(Data excerpts)
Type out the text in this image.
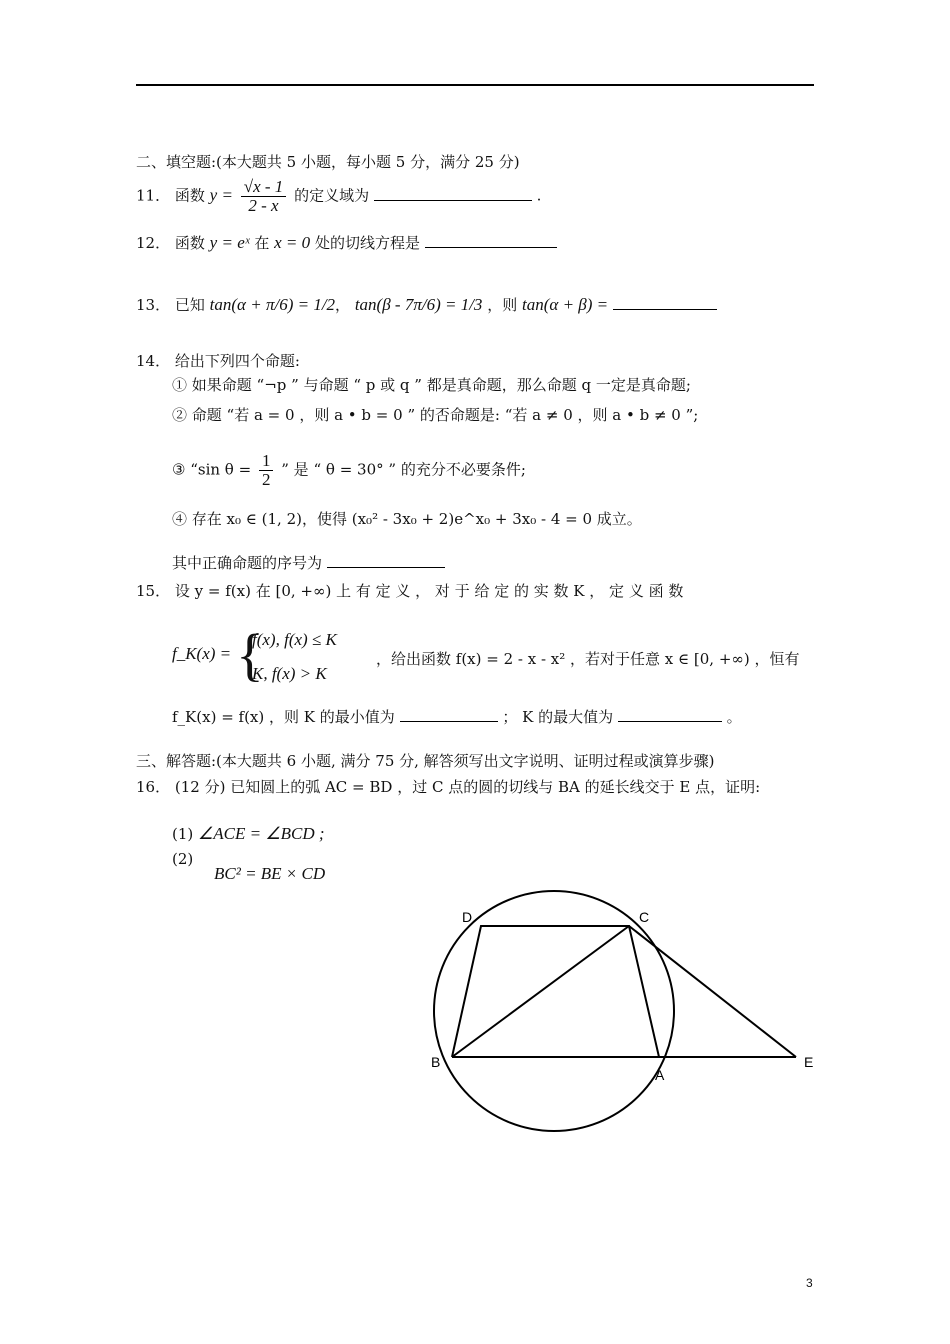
二、填空题:(本大题共 5 小题，每小题 5 分，满分 25 分)
11． 函数 $y = \frac{√x - 1}{2 - x}$ 的定义域为	.
12． 函数 y = eˣ 在 x = 0 处的切线方程是
13． 已知 tan(α + π/6) = 1/2， tan(β - 7π/6) = 1/3 ，则 tan(α + β) =
14． 给出下列四个命题:
① 如果命题 “¬p ” 与命题 “ p 或 q ” 都是真命题，那么命题 q 一定是真命题;
② 命题 “若 a = 0 ，则 a • b = 0 ” 的否命题是: “若 a ≠ 0 ，则 a • b ≠ 0 ”;
③ “sin $\theta = \frac{1}{2}$ ” 是 “ θ = 30° ” 的充分不必要条件;
④ 存在 x₀ ∈ (1, 2)，使得 (x₀² - 3x₀ + 2)e^x₀ + 3x₀ - 4 = 0 成立。
其中正确命题的序号为
15． 设 y = f(x) 在 [0, +∞) 上 有 定 义 ， 对 于 给 定 的 实 数 K ， 定 义 函 数
f_K(x) = {
f(x), f(x) ≤ K
K, f(x) > K
，给出函数 f(x) = 2 - x - x² ，若对于任意 x ∈ [0, +∞) ，恒有
f_K(x) = f(x) ，则 K 的最小值为	； K 的最大值为	。
三、解答题:(本大题共 6 小题, 满分 75 分, 解答须写出文字说明、证明过程或演算步骤)
16． (12 分) 已知圆上的弧 AC = BD ，过 C 点的圆的切线与 BA 的延长线交于 E 点，证明:
(1) ∠ACE = ∠BCD ;
(2)
BC² = BE × CD
D	C
B
A
E
3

### Given problem
Restate the data above exactly, stripping out each image.

### The completed task
Type out the text in this image.
二、填空题:(本大题共 5 小题，每小题 5 分，满分 25 分)
11． 函数 $y = \frac{√x - 1}{2 - x}$ 的定义域为	.
12． 函数 y = eˣ 在 x = 0 处的切线方程是
13． 已知 tan(α + π/6) = 1/2， tan(β - 7π/6) = 1/3 ，则 tan(α + β) =
14． 给出下列四个命题:
① 如果命题 “¬p ” 与命题 “ p 或 q ” 都是真命题，那么命题 q 一定是真命题;
② 命题 “若 a = 0 ，则 a • b = 0 ” 的否命题是: “若 a ≠ 0 ，则 a • b ≠ 0 ”;
③ “sin $\theta = \frac{1}{2}$ ” 是 “ θ = 30° ” 的充分不必要条件;
④ 存在 x₀ ∈ (1, 2)，使得 (x₀² - 3x₀ + 2)e^x₀ + 3x₀ - 4 = 0 成立。
其中正确命题的序号为
15． 设 y = f(x) 在 [0, +∞) 上 有 定 义 ， 对 于 给 定 的 实 数 K ， 定 义 函 数
f_K(x) = {
f(x), f(x) ≤ K
K, f(x) > K
，给出函数 f(x) = 2 - x - x² ，若对于任意 x ∈ [0, +∞) ，恒有
f_K(x) = f(x) ，则 K 的最小值为	； K 的最大值为	。
三、解答题:(本大题共 6 小题, 满分 75 分, 解答须写出文字说明、证明过程或演算步骤)
16． (12 分) 已知圆上的弧 AC = BD ，过 C 点的圆的切线与 BA 的延长线交于 E 点，证明:
(1) ∠ACE = ∠BCD ;
(2)
BC² = BE × CD
D	C
B
A
E
3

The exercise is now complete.